Instructions to follow ->
Present the records, from their first line through the line containing "sidebar-item-yours[interactable]: Yours ▾" inclusive, as a Markdown table with the columns Row and Entry, giving each line a row number and omitting blank lines.

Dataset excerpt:
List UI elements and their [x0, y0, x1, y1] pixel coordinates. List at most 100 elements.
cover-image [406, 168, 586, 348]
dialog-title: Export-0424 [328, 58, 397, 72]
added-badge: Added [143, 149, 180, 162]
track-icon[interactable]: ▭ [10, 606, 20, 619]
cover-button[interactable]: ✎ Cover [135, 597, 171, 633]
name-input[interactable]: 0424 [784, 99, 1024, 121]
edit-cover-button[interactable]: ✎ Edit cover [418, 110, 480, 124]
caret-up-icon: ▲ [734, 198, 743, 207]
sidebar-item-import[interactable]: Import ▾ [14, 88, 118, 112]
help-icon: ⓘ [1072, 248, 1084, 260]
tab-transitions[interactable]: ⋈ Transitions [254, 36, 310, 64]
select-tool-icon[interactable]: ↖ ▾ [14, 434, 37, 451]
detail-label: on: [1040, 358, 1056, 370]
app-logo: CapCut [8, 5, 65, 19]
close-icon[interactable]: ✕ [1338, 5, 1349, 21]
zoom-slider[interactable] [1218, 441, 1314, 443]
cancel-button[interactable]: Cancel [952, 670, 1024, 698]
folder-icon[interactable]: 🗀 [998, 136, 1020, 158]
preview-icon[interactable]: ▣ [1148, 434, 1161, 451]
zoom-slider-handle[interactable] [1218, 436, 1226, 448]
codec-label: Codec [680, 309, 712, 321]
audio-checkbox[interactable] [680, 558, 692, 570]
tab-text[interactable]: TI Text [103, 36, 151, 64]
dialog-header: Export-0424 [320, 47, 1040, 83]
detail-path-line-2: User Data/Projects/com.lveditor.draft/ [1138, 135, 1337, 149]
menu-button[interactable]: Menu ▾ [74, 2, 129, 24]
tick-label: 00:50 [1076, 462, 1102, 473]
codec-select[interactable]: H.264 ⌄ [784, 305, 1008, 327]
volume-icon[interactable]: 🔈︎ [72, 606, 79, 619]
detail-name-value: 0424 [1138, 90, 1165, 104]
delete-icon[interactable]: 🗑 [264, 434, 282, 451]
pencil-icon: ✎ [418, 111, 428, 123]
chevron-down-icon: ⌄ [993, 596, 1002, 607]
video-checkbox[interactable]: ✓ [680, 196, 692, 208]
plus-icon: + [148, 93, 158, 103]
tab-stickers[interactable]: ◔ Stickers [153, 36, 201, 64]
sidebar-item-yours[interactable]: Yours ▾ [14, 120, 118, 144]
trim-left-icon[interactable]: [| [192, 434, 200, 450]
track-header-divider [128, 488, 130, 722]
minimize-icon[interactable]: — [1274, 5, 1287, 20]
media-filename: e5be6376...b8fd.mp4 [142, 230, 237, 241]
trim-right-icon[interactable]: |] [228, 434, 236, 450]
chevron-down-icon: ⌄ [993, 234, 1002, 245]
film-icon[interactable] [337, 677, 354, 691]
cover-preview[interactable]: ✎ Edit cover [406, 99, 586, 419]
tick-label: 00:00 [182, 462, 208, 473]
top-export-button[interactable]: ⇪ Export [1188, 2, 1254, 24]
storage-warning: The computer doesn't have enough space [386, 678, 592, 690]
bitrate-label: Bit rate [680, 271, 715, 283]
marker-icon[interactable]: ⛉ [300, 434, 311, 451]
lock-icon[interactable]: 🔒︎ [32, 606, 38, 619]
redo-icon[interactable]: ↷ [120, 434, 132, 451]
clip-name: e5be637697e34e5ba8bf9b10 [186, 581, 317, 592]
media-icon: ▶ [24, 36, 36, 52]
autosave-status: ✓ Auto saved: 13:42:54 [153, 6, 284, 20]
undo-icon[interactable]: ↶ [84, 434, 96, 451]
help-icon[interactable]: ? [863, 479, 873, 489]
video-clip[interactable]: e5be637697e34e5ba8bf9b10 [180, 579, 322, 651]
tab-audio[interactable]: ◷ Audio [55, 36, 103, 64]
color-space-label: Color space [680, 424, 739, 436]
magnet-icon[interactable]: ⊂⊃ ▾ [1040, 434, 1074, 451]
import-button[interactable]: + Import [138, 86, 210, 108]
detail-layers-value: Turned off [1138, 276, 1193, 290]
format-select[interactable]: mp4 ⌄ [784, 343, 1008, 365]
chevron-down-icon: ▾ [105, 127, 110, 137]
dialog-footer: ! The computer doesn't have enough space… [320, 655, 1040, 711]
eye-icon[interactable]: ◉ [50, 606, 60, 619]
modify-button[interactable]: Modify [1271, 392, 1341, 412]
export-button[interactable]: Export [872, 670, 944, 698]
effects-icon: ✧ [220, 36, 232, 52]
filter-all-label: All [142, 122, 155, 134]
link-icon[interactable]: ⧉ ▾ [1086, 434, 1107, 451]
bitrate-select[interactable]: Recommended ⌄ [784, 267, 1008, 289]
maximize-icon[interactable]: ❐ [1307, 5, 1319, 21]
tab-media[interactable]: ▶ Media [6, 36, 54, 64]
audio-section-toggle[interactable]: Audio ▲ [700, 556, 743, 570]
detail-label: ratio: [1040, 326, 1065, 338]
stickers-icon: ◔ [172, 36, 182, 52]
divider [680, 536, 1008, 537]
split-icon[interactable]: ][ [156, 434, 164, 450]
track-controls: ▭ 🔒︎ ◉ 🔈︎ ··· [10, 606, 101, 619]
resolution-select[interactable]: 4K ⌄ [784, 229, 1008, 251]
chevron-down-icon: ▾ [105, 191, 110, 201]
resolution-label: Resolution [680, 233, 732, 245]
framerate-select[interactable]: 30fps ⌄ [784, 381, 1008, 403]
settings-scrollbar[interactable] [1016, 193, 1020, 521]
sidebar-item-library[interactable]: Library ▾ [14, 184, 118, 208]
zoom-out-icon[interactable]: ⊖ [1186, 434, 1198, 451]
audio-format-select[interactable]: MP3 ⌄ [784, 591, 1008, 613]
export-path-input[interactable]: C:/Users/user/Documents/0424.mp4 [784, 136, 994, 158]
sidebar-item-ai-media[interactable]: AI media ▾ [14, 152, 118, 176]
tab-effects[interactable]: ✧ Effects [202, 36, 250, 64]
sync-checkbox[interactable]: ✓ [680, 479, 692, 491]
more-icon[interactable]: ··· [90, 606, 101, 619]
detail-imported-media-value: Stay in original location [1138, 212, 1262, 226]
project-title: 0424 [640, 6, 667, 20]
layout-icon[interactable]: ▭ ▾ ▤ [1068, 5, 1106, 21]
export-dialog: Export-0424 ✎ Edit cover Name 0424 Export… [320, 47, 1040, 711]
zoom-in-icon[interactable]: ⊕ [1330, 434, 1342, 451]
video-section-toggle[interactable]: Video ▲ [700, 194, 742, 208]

The completed task ->
| Row | Entry |
|---|---|
| 1 | List UI elements and their [x0, y0, x1, y1] pixel coordinates. List at most 100 elements. |
| 2 | cover-image [406, 168, 586, 348] |
| 3 | dialog-title: Export-0424 [328, 58, 397, 72] |
| 4 | added-badge: Added [143, 149, 180, 162] |
| 5 | track-icon[interactable]: ▭ [10, 606, 20, 619] |
| 6 | cover-button[interactable]: ✎ Cover [135, 597, 171, 633] |
| 7 | name-input[interactable]: 0424 [784, 99, 1024, 121] |
| 8 | edit-cover-button[interactable]: ✎ Edit cover [418, 110, 480, 124] |
| 9 | caret-up-icon: ▲ [734, 198, 743, 207] |
| 10 | sidebar-item-import[interactable]: Import ▾ [14, 88, 118, 112] |
| 11 | help-icon: ⓘ [1072, 248, 1084, 260] |
| 12 | tab-transitions[interactable]: ⋈ Transitions [254, 36, 310, 64] |
| 13 | select-tool-icon[interactable]: ↖ ▾ [14, 434, 37, 451] |
| 14 | detail-label: on: [1040, 358, 1056, 370] |
| 15 | app-logo: CapCut [8, 5, 65, 19] |
| 16 | close-icon[interactable]: ✕ [1338, 5, 1349, 21] |
| 17 | zoom-slider[interactable] [1218, 441, 1314, 443] |
| 18 | cancel-button[interactable]: Cancel [952, 670, 1024, 698] |
| 19 | folder-icon[interactable]: 🗀 [998, 136, 1020, 158] |
| 20 | preview-icon[interactable]: ▣ [1148, 434, 1161, 451] |
| 21 | zoom-slider-handle[interactable] [1218, 436, 1226, 448] |
| 22 | codec-label: Codec [680, 309, 712, 321] |
| 23 | audio-checkbox[interactable] [680, 558, 692, 570] |
| 24 | tab-text[interactable]: TI Text [103, 36, 151, 64] |
| 25 | dialog-header: Export-0424 [320, 47, 1040, 83] |
| 26 | detail-path-line-2: User Data/Projects/com.lveditor.draft/ [1138, 135, 1337, 149] |
| 27 | menu-button[interactable]: Menu ▾ [74, 2, 129, 24] |
| 28 | tick-label: 00:50 [1076, 462, 1102, 473] |
| 29 | codec-select[interactable]: H.264 ⌄ [784, 305, 1008, 327] |
| 30 | volume-icon[interactable]: 🔈︎ [72, 606, 79, 619] |
| 31 | detail-name-value: 0424 [1138, 90, 1165, 104] |
| 32 | delete-icon[interactable]: 🗑 [264, 434, 282, 451] |
| 33 | pencil-icon: ✎ [418, 111, 428, 123] |
| 34 | chevron-down-icon: ⌄ [993, 596, 1002, 607] |
| 35 | video-checkbox[interactable]: ✓ [680, 196, 692, 208] |
| 36 | plus-icon: + [148, 93, 158, 103] |
| 37 | tab-stickers[interactable]: ◔ Stickers [153, 36, 201, 64] |
| 38 | sidebar-item-yours[interactable]: Yours ▾ [14, 120, 118, 144] |